▸ REQUIRED TASK
Only the lines from the one with "Output the text content of this document." onward are wanted, through the last line of the entries, set down exactly.

▸ SUPPLIED RECORDS
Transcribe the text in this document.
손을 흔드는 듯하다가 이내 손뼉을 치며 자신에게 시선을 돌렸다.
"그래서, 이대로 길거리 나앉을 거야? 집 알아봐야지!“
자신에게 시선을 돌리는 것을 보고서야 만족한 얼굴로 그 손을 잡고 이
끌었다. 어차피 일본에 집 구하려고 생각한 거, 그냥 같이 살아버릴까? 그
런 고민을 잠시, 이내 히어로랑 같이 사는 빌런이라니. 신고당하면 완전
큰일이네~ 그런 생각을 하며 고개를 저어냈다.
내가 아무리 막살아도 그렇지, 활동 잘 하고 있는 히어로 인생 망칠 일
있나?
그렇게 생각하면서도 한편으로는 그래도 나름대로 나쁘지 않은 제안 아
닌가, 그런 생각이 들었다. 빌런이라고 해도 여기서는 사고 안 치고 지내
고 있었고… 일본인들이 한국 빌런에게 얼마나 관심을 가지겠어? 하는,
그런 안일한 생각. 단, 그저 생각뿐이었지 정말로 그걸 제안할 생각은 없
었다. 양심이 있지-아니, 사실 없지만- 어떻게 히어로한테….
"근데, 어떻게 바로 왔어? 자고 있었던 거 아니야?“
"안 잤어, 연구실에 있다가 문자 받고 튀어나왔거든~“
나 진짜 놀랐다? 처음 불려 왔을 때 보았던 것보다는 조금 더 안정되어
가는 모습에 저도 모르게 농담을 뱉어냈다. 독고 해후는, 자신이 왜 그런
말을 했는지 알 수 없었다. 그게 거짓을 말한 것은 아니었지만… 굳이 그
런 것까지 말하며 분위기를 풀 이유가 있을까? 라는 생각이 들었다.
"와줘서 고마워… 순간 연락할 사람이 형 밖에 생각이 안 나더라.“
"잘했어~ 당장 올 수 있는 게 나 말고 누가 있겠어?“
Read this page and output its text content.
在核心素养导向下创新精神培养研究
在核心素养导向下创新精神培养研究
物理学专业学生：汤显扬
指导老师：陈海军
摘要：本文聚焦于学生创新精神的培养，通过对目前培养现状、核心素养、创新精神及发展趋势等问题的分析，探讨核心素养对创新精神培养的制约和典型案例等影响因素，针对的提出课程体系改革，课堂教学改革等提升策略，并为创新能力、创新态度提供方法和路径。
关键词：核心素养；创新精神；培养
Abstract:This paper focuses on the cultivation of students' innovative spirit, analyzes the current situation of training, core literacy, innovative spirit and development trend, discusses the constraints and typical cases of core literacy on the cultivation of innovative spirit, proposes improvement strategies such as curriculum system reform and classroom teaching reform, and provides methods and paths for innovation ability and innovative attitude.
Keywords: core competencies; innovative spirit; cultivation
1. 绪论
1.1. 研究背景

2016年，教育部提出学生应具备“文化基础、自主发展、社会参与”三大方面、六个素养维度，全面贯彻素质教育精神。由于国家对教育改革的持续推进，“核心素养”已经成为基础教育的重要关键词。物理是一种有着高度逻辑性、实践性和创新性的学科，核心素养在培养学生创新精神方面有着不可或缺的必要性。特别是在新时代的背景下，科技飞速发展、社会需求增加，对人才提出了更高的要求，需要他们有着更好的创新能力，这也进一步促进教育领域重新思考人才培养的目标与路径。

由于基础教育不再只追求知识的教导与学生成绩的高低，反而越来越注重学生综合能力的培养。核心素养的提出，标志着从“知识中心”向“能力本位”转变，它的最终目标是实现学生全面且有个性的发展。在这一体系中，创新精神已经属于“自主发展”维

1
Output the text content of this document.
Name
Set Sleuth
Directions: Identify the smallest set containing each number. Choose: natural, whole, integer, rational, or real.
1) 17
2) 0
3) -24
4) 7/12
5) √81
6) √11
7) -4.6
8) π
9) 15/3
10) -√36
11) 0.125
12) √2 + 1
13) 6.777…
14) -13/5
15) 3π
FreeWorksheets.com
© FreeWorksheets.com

▸ TASK RESULT
Output the text content of this document.
Name
Set Sleuth
Directions: Identify the smallest set containing each number. Choose: natural, whole, integer, rational, or real.
1) 17
2) 0
3) -24
4) 7/12
5) √81
6) √11
7) -4.6
8) π
9) 15/3
10) -√36
11) 0.125
12) √2 + 1
13) 6.777…
14) -13/5
15) 3π
FreeWorksheets.com
© FreeWorksheets.com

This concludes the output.